## Your task
From the listing below, pick out each line with the word "цифры".

[Stored items from a collection]
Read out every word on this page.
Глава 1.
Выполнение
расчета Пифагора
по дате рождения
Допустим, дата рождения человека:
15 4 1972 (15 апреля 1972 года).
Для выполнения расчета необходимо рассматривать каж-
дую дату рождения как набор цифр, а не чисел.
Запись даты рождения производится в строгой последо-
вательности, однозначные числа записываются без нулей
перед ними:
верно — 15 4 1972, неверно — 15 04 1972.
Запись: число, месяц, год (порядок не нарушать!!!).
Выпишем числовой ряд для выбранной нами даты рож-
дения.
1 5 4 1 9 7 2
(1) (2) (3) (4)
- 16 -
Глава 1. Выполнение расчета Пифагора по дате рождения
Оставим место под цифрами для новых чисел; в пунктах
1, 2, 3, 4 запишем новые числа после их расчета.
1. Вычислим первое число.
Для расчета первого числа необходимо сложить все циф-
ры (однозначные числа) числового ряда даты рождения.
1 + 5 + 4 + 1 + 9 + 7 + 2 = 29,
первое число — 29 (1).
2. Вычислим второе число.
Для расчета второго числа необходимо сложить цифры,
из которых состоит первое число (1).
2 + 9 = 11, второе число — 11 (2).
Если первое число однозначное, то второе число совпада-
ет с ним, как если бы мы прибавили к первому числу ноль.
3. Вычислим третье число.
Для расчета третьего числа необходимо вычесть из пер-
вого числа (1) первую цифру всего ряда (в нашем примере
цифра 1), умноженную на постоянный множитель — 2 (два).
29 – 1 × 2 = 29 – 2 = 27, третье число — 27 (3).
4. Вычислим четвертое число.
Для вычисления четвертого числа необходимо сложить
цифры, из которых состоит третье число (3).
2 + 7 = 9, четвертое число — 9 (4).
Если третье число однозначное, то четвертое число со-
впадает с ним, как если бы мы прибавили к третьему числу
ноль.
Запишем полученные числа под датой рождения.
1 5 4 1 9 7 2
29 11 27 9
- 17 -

## Answer in full
Для расчета второго числа необходимо сложить цифры,
цифры, из которых состоит третье число (3).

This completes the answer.